━━━━━ Supplied entries ━━━━━

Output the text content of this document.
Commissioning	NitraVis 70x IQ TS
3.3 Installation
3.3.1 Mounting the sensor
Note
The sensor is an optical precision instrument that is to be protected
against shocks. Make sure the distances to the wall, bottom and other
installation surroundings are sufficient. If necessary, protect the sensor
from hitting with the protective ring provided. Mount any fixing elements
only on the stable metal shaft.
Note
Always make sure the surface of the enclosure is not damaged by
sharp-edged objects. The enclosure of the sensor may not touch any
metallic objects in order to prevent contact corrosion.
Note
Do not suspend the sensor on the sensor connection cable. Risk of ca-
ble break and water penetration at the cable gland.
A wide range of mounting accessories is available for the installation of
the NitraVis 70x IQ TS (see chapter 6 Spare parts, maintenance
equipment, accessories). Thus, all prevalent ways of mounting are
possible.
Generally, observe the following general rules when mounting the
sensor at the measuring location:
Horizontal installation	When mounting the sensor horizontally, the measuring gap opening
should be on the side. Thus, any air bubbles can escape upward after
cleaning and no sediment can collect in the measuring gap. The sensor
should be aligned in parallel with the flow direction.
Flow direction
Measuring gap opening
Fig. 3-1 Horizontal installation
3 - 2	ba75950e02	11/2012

━━━━━

- Your instructions
Give every line of the material that includes the string "objects".

- Solution
sharp-edged objects. The enclosure of the sensor may not touch any
metallic objects in order to prevent contact corrosion.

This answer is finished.